** Start MATERIAL FOR THIS EXERCISE **

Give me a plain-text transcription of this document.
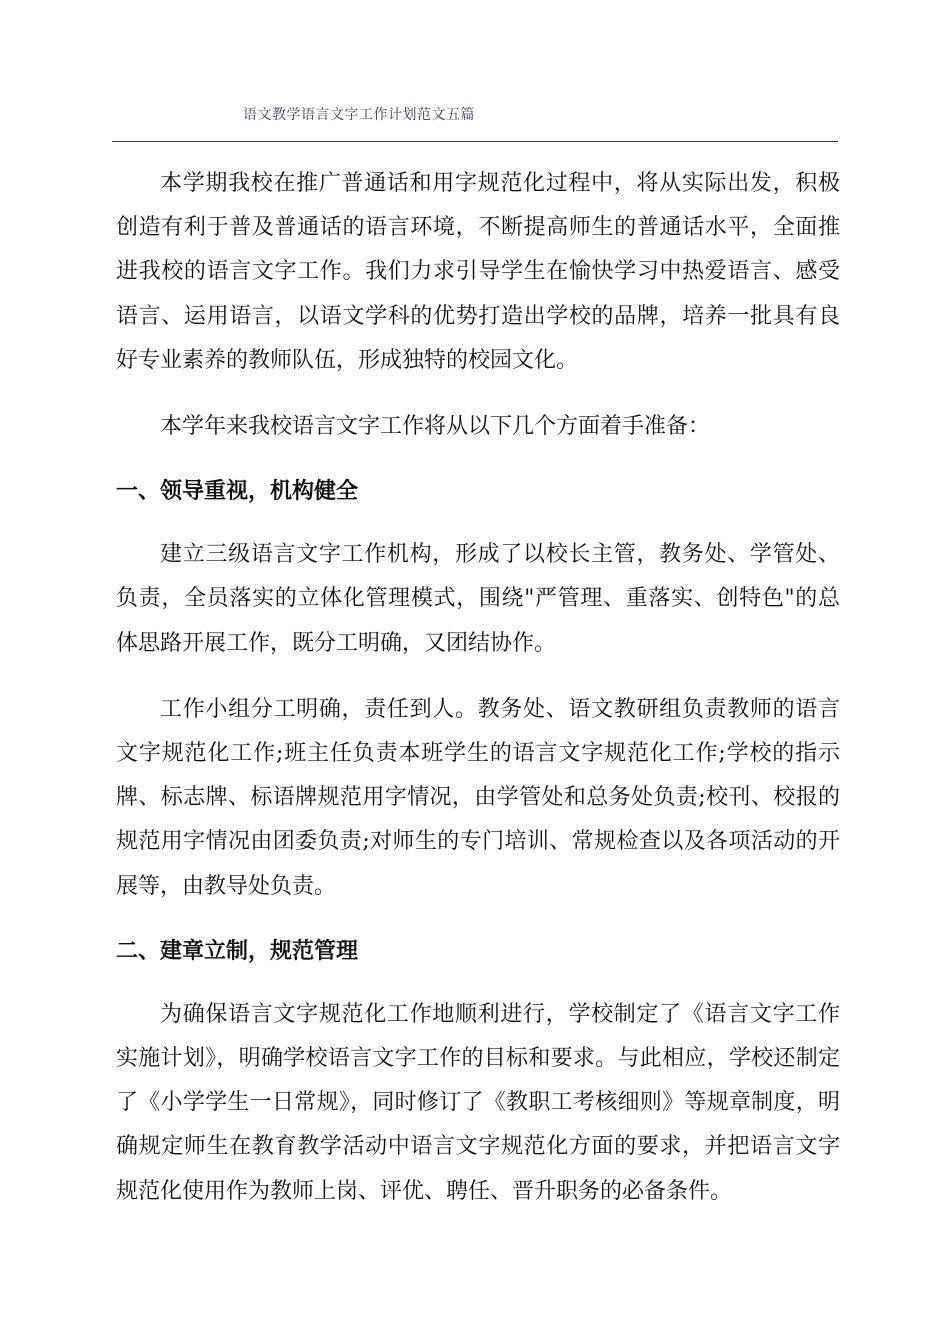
语文教学语言文字工作计划范文五篇

本学期我校在推广普通话和用字规范化过程中，将从实际出发，积极创造有利于普及普通话的语言环境，不断提高师生的普通话水平，全面推进我校的语言文字工作。我们力求引导学生在愉快学习中热爱语言、感受语言、运用语言，以语文学科的优势打造出学校的品牌，培养一批具有良好专业素养的教师队伍，形成独特的校园文化。

本学年来我校语言文字工作将从以下几个方面着手准备：

一、领导重视，机构健全

建立三级语言文字工作机构，形成了以校长主管，教务处、学管处、负责，全员落实的立体化管理模式，围绕"严管理、重落实、创特色"的总体思路开展工作，既分工明确，又团结协作。

工作小组分工明确，责任到人。教务处、语文教研组负责教师的语言文字规范化工作;班主任负责本班学生的语言文字规范化工作;学校的指示牌、标志牌、标语牌规范用字情况，由学管处和总务处负责;校刊、校报的规范用字情况由团委负责;对师生的专门培训、常规检查以及各项活动的开展等，由教导处负责。

二、建章立制，规范管理

为确保语言文字规范化工作地顺利进行，学校制定了《语言文字工作实施计划》，明确学校语言文字工作的目标和要求。与此相应，学校还制定了《小学学生一日常规》，同时修订了《教职工考核细则》等规章制度，明确规定师生在教育教学活动中语言文字规范化方面的要求，并把语言文字规范化使用作为教师上岗、评优、聘任、晋升职务的必备条件。
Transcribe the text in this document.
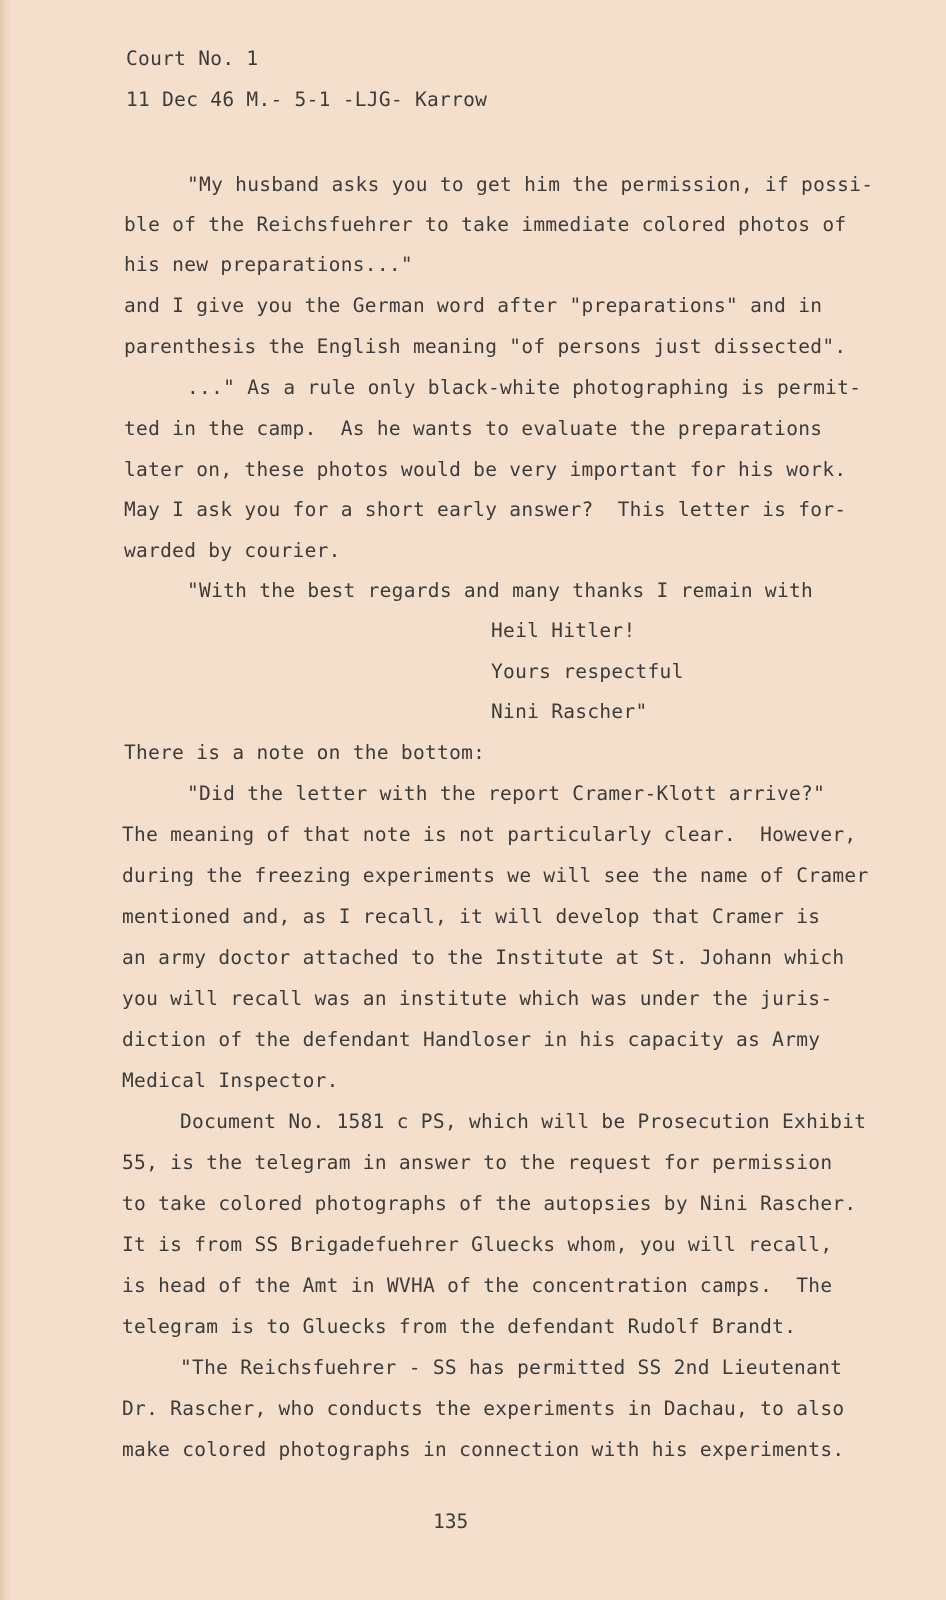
Court No. 1

11 Dec 46 M.- 5-1 -LJG- Karrow

"My husband asks you to get him the permission, if possi-

ble of the Reichsfuehrer to take immediate colored photos of

his new preparations..."

and I give you the German word after "preparations" and in

parenthesis the English meaning "of persons just dissected".

..." As a rule only black-white photographing is permit-

ted in the camp.  As he wants to evaluate the preparations

later on, these photos would be very important for his work.

May I ask you for a short early answer?  This letter is for-

warded by courier.

"With the best regards and many thanks I remain with

Heil Hitler!

Yours respectful

Nini Rascher"

There is a note on the bottom:

"Did the letter with the report Cramer-Klott arrive?"

The meaning of that note is not particularly clear.  However,

during the freezing experiments we will see the name of Cramer

mentioned and, as I recall, it will develop that Cramer is

an army doctor attached to the Institute at St. Johann which

you will recall was an institute which was under the juris-

diction of the defendant Handloser in his capacity as Army

Medical Inspector.

Document No. 1581 c PS, which will be Prosecution Exhibit

55, is the telegram in answer to the request for permission

to take colored photographs of the autopsies by Nini Rascher.

It is from SS Brigadefuehrer Gluecks whom, you will recall,

is head of the Amt in WVHA of the concentration camps.  The

telegram is to Gluecks from the defendant Rudolf Brandt.

"The Reichsfuehrer - SS has permitted SS 2nd Lieutenant

Dr. Rascher, who conducts the experiments in Dachau, to also

make colored photographs in connection with his experiments.

135
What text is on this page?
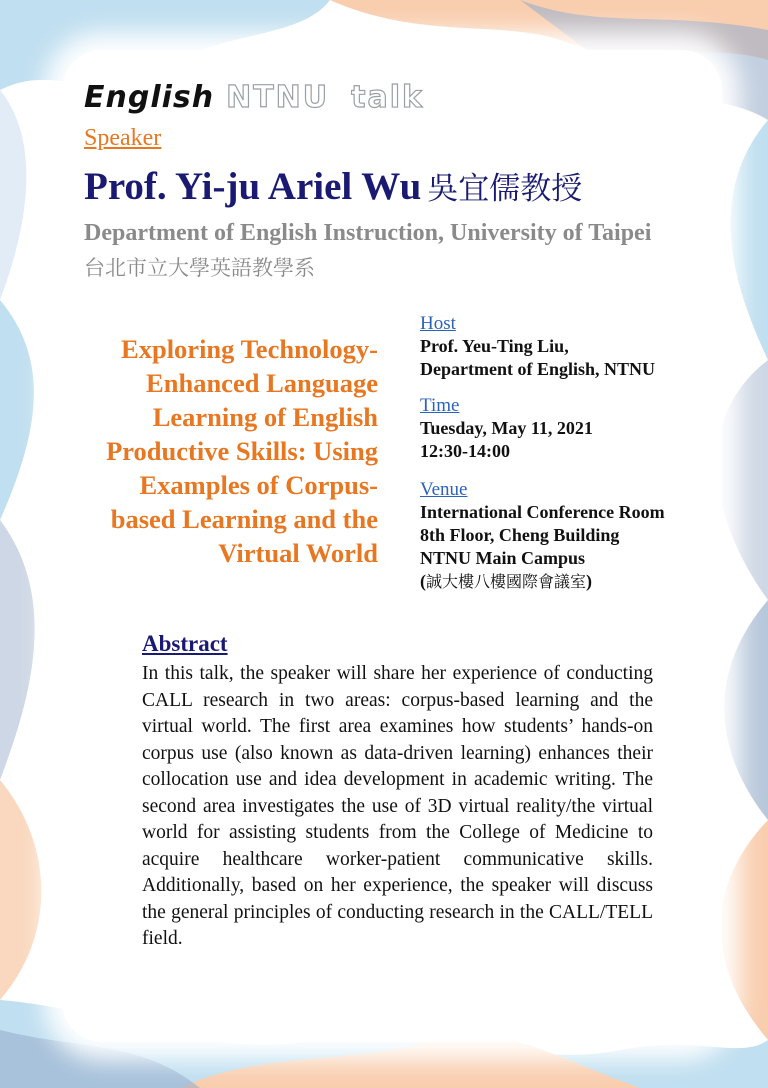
English NTNU talk
Speaker
Prof. Yi-ju Ariel Wu 吳宜儒教授
Department of English Instruction, University of Taipei
台北市立大學英語教學系
Exploring Technology-Enhanced Language Learning of English Productive Skills: Using Examples of Corpus-based Learning and the Virtual World
Host
Prof. Yeu-Ting Liu,
Department of English, NTNU
Time
Tuesday, May 11, 2021
12:30-14:00
Venue
International Conference Room
8th Floor, Cheng Building
NTNU Main Campus
(誠大樓八樓國際會議室)
Abstract
In this talk, the speaker will share her experience of conducting CALL research in two areas: corpus-based learning and the virtual world. The first area examines how students’ hands-on corpus use (also known as data-driven learning) enhances their collocation use and idea development in academic writing. The second area investigates the use of 3D virtual reality/the virtual world for assisting students from the College of Medicine to acquire healthcare worker-patient communicative skills. Additionally, based on her experience, the speaker will discuss the general principles of conducting research in the CALL/TELL field.
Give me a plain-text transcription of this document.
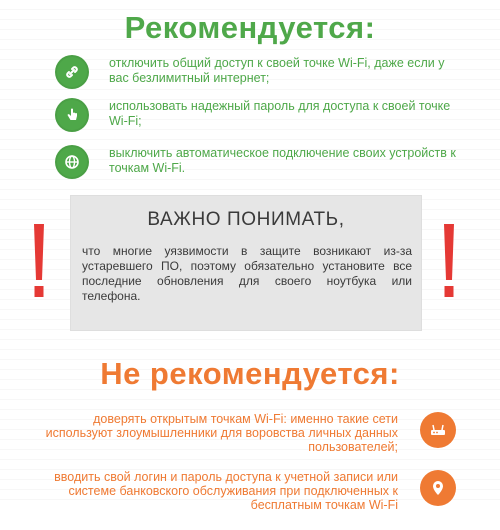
Рекомендуется:
отключить общий доступ к своей точке Wi-Fi, даже если у вас безлимитный интернет;
использовать надежный пароль для доступа к своей точке Wi-Fi;
выключить автоматическое подключение своих устройств к точкам Wi-Fi.
ВАЖНО ПОНИМАТЬ,
что многие уязвимости в защите возникают из-за устаревшего ПО, поэтому обязательно установите все последние обновления для своего ноутбука или телефона.
Не рекомендуется:
доверять открытым точкам Wi-Fi: именно такие сети используют злоумышленники для воровства личных данных пользователей;
вводить свой логин и пароль доступа к учетной записи или системе банковского обслуживания при подключенных к бесплатным точкам Wi-Fi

** End MATERIAL FOR THIS EXERCISE **

EXERCISE INSTRUCTIONS —
Reproduce every line from the entries that holds the word "experiments".

RESPONSE BELOW —
during the freezing experiments we will see the name of Cramer
Dr. Rascher, who conducts the experiments in Dachau, to also
make colored photographs in connection with his experiments.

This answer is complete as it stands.